Restate, word for word, every line of the data.

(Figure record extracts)
++++++++

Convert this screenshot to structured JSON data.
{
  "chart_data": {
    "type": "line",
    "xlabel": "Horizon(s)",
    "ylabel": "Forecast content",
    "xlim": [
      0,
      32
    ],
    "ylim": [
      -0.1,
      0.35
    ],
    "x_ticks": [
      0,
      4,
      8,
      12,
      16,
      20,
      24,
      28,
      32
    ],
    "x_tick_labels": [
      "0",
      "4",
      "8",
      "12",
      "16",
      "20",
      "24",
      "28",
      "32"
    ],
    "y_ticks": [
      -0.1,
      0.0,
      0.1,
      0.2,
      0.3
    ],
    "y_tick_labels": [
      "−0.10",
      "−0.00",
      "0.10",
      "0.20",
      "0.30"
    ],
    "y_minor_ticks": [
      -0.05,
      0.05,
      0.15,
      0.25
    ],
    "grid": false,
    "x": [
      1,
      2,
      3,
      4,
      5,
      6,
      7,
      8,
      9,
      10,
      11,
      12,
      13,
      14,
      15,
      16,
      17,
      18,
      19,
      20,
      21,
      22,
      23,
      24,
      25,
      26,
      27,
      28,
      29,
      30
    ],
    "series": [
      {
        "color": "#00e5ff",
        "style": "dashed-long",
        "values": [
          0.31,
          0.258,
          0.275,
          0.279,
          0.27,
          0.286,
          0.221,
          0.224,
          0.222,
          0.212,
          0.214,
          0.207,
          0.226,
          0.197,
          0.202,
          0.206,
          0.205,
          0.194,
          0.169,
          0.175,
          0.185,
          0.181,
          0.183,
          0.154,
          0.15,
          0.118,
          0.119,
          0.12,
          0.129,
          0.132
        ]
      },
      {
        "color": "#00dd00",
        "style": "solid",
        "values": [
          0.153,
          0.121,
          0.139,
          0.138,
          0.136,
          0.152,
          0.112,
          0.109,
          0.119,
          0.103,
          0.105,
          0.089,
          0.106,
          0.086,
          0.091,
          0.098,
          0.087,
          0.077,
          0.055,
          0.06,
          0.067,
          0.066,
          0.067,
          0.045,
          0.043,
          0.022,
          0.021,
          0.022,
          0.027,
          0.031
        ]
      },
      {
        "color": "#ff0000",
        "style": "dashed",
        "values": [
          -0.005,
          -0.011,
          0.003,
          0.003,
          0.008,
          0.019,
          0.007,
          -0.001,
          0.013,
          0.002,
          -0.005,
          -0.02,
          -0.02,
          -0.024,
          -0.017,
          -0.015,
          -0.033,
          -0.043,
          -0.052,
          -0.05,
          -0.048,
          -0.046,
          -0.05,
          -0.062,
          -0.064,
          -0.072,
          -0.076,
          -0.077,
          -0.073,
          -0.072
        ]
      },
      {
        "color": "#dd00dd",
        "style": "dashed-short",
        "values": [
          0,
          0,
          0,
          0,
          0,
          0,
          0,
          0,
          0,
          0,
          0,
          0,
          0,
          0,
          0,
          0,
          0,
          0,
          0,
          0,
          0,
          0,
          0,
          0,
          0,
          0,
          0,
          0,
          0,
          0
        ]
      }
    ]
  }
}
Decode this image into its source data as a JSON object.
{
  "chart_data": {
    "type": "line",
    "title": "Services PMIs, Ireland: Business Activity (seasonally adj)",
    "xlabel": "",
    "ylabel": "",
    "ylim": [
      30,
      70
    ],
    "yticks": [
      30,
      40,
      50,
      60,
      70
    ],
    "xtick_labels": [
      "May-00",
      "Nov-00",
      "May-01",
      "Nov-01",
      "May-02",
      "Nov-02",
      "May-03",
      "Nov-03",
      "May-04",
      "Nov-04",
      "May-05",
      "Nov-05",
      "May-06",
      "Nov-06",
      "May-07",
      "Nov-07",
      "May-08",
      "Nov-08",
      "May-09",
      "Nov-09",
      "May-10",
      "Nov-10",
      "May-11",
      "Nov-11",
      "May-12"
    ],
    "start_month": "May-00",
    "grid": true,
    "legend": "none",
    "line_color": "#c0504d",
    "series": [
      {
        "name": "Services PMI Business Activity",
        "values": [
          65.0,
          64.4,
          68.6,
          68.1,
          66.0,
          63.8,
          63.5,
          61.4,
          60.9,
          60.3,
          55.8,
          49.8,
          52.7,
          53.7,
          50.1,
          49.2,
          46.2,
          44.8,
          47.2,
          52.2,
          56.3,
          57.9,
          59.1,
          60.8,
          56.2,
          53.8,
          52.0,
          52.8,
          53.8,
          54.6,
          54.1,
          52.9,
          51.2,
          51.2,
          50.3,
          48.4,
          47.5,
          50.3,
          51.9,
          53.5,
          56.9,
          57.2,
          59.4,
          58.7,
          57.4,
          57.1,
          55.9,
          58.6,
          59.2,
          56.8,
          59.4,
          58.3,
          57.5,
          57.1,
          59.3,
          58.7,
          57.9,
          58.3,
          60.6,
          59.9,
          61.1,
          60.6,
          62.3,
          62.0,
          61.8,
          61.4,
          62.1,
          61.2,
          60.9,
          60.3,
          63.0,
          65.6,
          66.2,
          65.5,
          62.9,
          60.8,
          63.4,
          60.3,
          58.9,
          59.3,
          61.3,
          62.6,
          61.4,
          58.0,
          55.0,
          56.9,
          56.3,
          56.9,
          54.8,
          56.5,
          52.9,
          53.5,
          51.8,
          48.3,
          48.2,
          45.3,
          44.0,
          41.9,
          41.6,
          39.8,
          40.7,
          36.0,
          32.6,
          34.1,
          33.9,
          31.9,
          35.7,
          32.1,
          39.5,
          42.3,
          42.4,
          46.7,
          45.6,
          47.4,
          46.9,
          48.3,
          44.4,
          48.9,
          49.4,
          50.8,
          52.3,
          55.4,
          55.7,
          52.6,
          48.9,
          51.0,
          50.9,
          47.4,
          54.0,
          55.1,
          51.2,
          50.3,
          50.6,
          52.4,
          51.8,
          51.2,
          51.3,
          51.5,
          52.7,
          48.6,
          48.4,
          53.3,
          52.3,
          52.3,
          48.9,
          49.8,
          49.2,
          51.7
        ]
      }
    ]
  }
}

++++++++

*Exercise response*.
Convert this screenshot to structured JSON data.
{
  "chart_data": {
    "type": "line",
    "xlabel": "Horizon(s)",
    "ylabel": "Forecast content",
    "xlim": [
      0,
      32
    ],
    "ylim": [
      -0.1,
      0.35
    ],
    "x_ticks": [
      0,
      4,
      8,
      12,
      16,
      20,
      24,
      28,
      32
    ],
    "x_tick_labels": [
      "0",
      "4",
      "8",
      "12",
      "16",
      "20",
      "24",
      "28",
      "32"
    ],
    "y_ticks": [
      -0.1,
      0.0,
      0.1,
      0.2,
      0.3
    ],
    "y_tick_labels": [
      "−0.10",
      "−0.00",
      "0.10",
      "0.20",
      "0.30"
    ],
    "y_minor_ticks": [
      -0.05,
      0.05,
      0.15,
      0.25
    ],
    "grid": false,
    "x": [
      1,
      2,
      3,
      4,
      5,
      6,
      7,
      8,
      9,
      10,
      11,
      12,
      13,
      14,
      15,
      16,
      17,
      18,
      19,
      20,
      21,
      22,
      23,
      24,
      25,
      26,
      27,
      28,
      29,
      30
    ],
    "series": [
      {
        "color": "#00e5ff",
        "style": "dashed-long",
        "values": [
          0.31,
          0.258,
          0.275,
          0.279,
          0.27,
          0.286,
          0.221,
          0.224,
          0.222,
          0.212,
          0.214,
          0.207,
          0.226,
          0.197,
          0.202,
          0.206,
          0.205,
          0.194,
          0.169,
          0.175,
          0.185,
          0.181,
          0.183,
          0.154,
          0.15,
          0.118,
          0.119,
          0.12,
          0.129,
          0.132
        ]
      },
      {
        "color": "#00dd00",
        "style": "solid",
        "values": [
          0.153,
          0.121,
          0.139,
          0.138,
          0.136,
          0.152,
          0.112,
          0.109,
          0.119,
          0.103,
          0.105,
          0.089,
          0.106,
          0.086,
          0.091,
          0.098,
          0.087,
          0.077,
          0.055,
          0.06,
          0.067,
          0.066,
          0.067,
          0.045,
          0.043,
          0.022,
          0.021,
          0.022,
          0.027,
          0.031
        ]
      },
      {
        "color": "#ff0000",
        "style": "dashed",
        "values": [
          -0.005,
          -0.011,
          0.003,
          0.003,
          0.008,
          0.019,
          0.007,
          -0.001,
          0.013,
          0.002,
          -0.005,
          -0.02,
          -0.02,
          -0.024,
          -0.017,
          -0.015,
          -0.033,
          -0.043,
          -0.052,
          -0.05,
          -0.048,
          -0.046,
          -0.05,
          -0.062,
          -0.064,
          -0.072,
          -0.076,
          -0.077,
          -0.073,
          -0.072
        ]
      },
      {
        "color": "#dd00dd",
        "style": "dashed-short",
        "values": [
          0,
          0,
          0,
          0,
          0,
          0,
          0,
          0,
          0,
          0,
          0,
          0,
          0,
          0,
          0,
          0,
          0,
          0,
          0,
          0,
          0,
          0,
          0,
          0,
          0,
          0,
          0,
          0,
          0,
          0
        ]
      }
    ]
  }
}
Decode this image into its source data as a JSON object.
{
  "chart_data": {
    "type": "line",
    "title": "Services PMIs, Ireland: Business Activity (seasonally adj)",
    "xlabel": "",
    "ylabel": "",
    "ylim": [
      30,
      70
    ],
    "yticks": [
      30,
      40,
      50,
      60,
      70
    ],
    "xtick_labels": [
      "May-00",
      "Nov-00",
      "May-01",
      "Nov-01",
      "May-02",
      "Nov-02",
      "May-03",
      "Nov-03",
      "May-04",
      "Nov-04",
      "May-05",
      "Nov-05",
      "May-06",
      "Nov-06",
      "May-07",
      "Nov-07",
      "May-08",
      "Nov-08",
      "May-09",
      "Nov-09",
      "May-10",
      "Nov-10",
      "May-11",
      "Nov-11",
      "May-12"
    ],
    "start_month": "May-00",
    "grid": true,
    "legend": "none",
    "line_color": "#c0504d",
    "series": [
      {
        "name": "Services PMI Business Activity",
        "values": [
          65.0,
          64.4,
          68.6,
          68.1,
          66.0,
          63.8,
          63.5,
          61.4,
          60.9,
          60.3,
          55.8,
          49.8,
          52.7,
          53.7,
          50.1,
          49.2,
          46.2,
          44.8,
          47.2,
          52.2,
          56.3,
          57.9,
          59.1,
          60.8,
          56.2,
          53.8,
          52.0,
          52.8,
          53.8,
          54.6,
          54.1,
          52.9,
          51.2,
          51.2,
          50.3,
          48.4,
          47.5,
          50.3,
          51.9,
          53.5,
          56.9,
          57.2,
          59.4,
          58.7,
          57.4,
          57.1,
          55.9,
          58.6,
          59.2,
          56.8,
          59.4,
          58.3,
          57.5,
          57.1,
          59.3,
          58.7,
          57.9,
          58.3,
          60.6,
          59.9,
          61.1,
          60.6,
          62.3,
          62.0,
          61.8,
          61.4,
          62.1,
          61.2,
          60.9,
          60.3,
          63.0,
          65.6,
          66.2,
          65.5,
          62.9,
          60.8,
          63.4,
          60.3,
          58.9,
          59.3,
          61.3,
          62.6,
          61.4,
          58.0,
          55.0,
          56.9,
          56.3,
          56.9,
          54.8,
          56.5,
          52.9,
          53.5,
          51.8,
          48.3,
          48.2,
          45.3,
          44.0,
          41.9,
          41.6,
          39.8,
          40.7,
          36.0,
          32.6,
          34.1,
          33.9,
          31.9,
          35.7,
          32.1,
          39.5,
          42.3,
          42.4,
          46.7,
          45.6,
          47.4,
          46.9,
          48.3,
          44.4,
          48.9,
          49.4,
          50.8,
          52.3,
          55.4,
          55.7,
          52.6,
          48.9,
          51.0,
          50.9,
          47.4,
          54.0,
          55.1,
          51.2,
          50.3,
          50.6,
          52.4,
          51.8,
          51.2,
          51.3,
          51.5,
          52.7,
          48.6,
          48.4,
          53.3,
          52.3,
          52.3,
          48.9,
          49.8,
          49.2,
          51.7
        ]
      }
    ]
  }
}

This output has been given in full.